Stored data
- - - - -

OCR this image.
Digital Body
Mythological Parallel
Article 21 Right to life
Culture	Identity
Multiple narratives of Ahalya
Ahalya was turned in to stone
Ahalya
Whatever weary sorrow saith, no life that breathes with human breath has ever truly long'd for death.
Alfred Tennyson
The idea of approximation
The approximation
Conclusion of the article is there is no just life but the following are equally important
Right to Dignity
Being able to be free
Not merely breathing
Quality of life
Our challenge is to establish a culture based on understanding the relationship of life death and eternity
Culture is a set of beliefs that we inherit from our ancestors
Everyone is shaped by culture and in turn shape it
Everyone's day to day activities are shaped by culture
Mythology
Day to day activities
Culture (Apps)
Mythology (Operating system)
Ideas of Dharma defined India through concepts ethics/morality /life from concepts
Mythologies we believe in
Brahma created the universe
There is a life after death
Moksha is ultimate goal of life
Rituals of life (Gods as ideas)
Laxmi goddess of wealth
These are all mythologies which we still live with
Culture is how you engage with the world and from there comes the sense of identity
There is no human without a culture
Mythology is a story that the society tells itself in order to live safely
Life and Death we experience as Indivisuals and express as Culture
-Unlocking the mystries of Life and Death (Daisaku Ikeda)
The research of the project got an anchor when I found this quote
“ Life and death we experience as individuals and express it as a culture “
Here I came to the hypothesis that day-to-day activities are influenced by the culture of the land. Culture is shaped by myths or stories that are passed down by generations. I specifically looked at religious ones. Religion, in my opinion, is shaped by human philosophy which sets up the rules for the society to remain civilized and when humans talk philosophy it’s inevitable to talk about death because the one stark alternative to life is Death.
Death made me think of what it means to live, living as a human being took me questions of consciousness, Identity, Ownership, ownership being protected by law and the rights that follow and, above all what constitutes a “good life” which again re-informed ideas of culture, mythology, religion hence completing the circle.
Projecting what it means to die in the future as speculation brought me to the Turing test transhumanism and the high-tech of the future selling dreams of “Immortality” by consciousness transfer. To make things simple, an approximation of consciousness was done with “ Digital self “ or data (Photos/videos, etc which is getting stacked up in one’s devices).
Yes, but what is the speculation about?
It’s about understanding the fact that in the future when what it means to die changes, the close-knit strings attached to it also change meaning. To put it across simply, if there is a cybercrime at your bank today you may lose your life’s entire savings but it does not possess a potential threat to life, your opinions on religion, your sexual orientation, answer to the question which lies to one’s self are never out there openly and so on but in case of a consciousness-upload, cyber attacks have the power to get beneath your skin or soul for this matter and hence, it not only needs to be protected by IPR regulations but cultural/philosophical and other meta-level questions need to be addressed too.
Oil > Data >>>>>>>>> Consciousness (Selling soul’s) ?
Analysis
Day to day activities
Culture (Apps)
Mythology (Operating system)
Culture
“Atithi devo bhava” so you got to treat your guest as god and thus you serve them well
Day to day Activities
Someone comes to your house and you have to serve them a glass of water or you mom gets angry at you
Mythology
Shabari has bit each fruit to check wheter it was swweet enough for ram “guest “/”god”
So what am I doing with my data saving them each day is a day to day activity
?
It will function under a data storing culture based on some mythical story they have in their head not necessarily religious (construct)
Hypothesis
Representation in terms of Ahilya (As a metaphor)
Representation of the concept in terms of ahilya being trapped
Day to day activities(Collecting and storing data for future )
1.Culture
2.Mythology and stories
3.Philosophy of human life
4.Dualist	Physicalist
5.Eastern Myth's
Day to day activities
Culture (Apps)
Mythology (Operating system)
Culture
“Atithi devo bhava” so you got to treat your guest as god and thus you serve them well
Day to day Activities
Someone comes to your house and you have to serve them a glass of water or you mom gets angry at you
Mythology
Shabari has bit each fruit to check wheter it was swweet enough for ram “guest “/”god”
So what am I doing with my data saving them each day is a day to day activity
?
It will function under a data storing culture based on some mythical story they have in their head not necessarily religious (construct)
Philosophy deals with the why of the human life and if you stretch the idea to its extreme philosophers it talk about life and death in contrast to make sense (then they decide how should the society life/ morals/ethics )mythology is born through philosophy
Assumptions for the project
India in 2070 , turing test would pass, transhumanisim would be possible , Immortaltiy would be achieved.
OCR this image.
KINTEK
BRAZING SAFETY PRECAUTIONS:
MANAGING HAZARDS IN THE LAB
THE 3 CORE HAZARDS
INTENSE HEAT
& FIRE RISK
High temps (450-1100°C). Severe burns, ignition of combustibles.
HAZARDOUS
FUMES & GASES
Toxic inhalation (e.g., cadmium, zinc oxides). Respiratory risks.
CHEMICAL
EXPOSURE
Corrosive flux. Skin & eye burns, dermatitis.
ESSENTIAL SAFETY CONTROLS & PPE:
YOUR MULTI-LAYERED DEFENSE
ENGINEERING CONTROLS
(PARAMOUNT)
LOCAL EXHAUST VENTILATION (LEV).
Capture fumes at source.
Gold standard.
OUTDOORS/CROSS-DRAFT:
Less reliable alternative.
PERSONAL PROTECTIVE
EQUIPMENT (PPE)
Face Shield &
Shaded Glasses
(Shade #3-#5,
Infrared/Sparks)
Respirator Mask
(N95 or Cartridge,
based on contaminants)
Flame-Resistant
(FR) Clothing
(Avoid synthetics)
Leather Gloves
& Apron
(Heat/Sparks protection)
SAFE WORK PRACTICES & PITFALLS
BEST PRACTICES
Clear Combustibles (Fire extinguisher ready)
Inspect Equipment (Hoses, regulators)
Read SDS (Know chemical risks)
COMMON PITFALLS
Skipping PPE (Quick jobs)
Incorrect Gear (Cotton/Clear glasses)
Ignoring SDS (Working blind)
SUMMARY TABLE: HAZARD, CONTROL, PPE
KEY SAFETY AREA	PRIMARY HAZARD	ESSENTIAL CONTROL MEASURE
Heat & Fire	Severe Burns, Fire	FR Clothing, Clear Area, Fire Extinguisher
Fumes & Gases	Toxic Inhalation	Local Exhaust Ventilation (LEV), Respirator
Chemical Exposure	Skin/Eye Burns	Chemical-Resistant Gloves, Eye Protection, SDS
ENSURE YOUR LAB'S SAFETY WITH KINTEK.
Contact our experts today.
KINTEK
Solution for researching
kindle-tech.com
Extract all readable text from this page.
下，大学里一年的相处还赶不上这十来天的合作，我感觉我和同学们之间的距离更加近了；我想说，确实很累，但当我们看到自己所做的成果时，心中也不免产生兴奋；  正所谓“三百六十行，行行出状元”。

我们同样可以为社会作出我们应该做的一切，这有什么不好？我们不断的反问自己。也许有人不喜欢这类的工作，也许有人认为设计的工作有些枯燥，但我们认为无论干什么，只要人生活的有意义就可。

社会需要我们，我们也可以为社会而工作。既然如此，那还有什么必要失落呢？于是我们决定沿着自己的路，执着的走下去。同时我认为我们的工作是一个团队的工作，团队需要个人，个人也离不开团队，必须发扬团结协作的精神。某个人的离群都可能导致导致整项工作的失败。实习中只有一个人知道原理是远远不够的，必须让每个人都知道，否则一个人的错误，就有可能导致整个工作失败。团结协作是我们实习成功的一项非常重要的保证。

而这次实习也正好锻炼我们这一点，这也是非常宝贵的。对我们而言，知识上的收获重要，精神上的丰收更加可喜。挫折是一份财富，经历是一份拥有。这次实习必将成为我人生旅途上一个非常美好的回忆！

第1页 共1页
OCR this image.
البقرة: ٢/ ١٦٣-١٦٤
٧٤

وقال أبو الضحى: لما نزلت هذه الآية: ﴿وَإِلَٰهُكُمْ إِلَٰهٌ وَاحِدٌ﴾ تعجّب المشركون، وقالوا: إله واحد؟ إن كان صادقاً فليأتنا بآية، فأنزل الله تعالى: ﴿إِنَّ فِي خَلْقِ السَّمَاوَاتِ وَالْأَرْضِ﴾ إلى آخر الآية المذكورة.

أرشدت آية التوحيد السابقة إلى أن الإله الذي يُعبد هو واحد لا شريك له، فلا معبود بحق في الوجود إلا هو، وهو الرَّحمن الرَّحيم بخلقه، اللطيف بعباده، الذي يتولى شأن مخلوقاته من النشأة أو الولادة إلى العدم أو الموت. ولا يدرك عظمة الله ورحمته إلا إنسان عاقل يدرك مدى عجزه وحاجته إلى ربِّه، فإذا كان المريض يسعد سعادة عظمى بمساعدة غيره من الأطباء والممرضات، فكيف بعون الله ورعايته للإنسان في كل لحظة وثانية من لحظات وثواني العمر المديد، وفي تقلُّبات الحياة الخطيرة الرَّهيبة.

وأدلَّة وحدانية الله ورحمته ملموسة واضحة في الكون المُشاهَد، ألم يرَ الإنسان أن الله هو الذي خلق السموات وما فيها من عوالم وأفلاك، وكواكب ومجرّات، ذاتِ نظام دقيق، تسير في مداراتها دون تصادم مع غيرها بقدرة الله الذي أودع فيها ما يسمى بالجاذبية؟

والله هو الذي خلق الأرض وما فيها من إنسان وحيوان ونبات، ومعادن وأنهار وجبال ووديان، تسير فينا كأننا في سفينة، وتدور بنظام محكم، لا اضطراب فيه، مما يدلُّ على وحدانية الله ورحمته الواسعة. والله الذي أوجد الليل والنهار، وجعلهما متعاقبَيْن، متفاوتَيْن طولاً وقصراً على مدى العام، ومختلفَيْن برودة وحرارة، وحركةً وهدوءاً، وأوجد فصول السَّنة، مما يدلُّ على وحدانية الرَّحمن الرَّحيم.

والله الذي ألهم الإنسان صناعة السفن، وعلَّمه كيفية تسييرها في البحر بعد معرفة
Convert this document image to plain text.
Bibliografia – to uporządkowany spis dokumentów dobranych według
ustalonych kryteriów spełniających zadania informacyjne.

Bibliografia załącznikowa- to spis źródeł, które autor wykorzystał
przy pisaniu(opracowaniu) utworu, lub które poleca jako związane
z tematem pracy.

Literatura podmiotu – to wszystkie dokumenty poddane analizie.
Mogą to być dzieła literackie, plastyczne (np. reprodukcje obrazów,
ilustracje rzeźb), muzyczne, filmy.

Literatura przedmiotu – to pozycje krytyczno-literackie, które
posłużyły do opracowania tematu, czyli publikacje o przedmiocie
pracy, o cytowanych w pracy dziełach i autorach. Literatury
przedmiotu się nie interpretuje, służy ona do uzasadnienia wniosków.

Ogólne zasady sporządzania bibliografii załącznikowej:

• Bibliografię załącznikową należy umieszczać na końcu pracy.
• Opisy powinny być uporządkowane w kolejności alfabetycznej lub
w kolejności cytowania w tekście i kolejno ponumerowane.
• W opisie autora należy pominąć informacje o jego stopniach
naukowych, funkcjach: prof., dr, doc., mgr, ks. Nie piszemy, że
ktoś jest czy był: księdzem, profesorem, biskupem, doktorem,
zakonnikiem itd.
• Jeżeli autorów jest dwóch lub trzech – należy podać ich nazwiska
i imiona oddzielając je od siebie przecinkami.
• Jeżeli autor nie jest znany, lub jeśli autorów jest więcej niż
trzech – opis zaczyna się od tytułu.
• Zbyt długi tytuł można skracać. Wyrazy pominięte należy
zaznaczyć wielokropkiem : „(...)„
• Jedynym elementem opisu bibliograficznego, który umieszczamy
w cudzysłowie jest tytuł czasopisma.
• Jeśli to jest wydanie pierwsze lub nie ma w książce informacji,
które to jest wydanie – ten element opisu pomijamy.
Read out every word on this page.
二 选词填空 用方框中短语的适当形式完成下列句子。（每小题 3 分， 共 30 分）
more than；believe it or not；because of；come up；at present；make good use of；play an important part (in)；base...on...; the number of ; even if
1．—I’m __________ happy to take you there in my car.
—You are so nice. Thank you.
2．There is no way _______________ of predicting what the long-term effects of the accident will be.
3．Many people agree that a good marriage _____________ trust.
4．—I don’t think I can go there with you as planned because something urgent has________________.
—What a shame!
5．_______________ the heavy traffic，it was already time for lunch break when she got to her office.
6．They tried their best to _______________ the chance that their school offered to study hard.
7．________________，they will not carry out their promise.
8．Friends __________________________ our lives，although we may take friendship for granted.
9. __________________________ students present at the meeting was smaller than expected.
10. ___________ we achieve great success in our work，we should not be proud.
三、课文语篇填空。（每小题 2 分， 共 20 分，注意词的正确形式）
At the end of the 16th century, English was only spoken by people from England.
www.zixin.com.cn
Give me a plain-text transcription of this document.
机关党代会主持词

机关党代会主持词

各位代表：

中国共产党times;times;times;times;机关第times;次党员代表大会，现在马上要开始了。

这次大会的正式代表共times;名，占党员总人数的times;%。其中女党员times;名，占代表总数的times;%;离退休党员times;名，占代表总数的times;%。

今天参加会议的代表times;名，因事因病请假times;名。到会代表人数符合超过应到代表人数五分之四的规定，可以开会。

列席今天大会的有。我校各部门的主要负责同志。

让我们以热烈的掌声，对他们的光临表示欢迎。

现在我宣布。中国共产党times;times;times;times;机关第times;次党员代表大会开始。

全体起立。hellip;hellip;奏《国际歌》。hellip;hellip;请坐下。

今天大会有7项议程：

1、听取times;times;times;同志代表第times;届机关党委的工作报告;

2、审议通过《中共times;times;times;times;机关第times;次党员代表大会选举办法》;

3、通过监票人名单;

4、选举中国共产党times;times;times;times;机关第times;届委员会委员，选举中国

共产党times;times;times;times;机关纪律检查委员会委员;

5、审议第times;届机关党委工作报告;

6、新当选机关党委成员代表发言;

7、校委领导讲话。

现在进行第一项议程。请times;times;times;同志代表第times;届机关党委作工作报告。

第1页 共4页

- - - - -

→ **Exercise aim**
Only the number is wanted: how many lines in the data include the string "text"?

→ **Correct answer**
3